▶ **Source document**:
════════════════════
Francesco Lamperti (11 March 1811 or 1813 – 1 May 1892) was an Italian singing teacher.

Biography
A native of Savona, Lamperti attended the Milan Conservatory where, beginning in 1850, he taught for a quarter of a century.  He was director at the Teatro Filodrammatico in Lodi. In 1875, he left the school and began to teach as a private tutor.  Among his pupils were Sophie Cruvelli, Emma Albani, Gottardo Aldighieri, Désirée Artôt, Sona Aslanova, Lillie Berg, David Bispham, Italo Campanini, Virgilio Collini, Samuel Silas Curry, Franz Ferenczy, Friederike Grün, Teresa Stolz, Marie van Zandt, Maria Waldmann, Herbert Witherspoon, Tecla Vigna, and Lizzie Graham.  His methods were very similar to older Italian methods, and he wrote a number of treatises on the subject.

Award
Lamperti was created a Commander of the Crown of Italy for his services to music.
════════════════════
▶ **Available data**:
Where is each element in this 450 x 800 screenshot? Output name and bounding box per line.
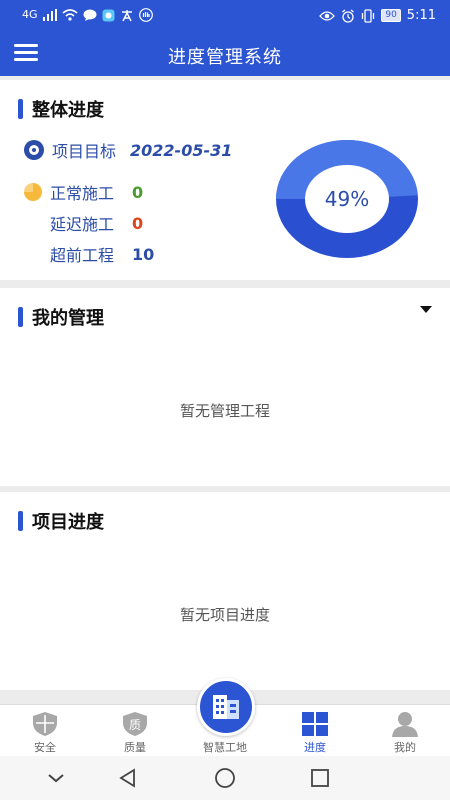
════════════════════
▶ **Work to complete**:
1: In the article on Francesco Lamperti, in which year did he leave the Milan Conservatory to work as a private tutor?
2: Extend the article on the singing teacher Francesco Lamperti with a further passage that picks up after its final sentence.
The lines play no part in this exercise.

▶ **Outputs by task**:
1: 1875

2:
Personal life
His son Giovanni Battista Lamperti (1839–1910) was also a well-known voice teacher.
He died in Como, Lombard on 1 May 1892

Publications
 Guida teorico-pratica-elementare per lo studio del canto. Milan: Ricordi, 1864.
 Studi di bravura per soprano. Translated as Studies in bravura singing for the soprano voice. New York: 1875.
 Esercizi giornalieri per soprano o mezzo-soprano
 L'arte del canto. Milan: Ricordi, 1883.
 Osservazioni e consigli sul trillo
 Solfeggi. Translated as Art of Singing by J. C. Griffith. London: Ricordi, 1877. Revised edition: New York: Edward Schuberth, 1890. (There also may be an edition by G. Schirmer).

References

Further reading
 David Ewen, Encyclopedia of the Opera: New Enlarged Edition.  New York; Hill and Wang, 1963.
 Baker's Biographical Dictionary of Musicians, (Nicolas Slonimsky, Ed.) New York: G. Schirmer, 1958.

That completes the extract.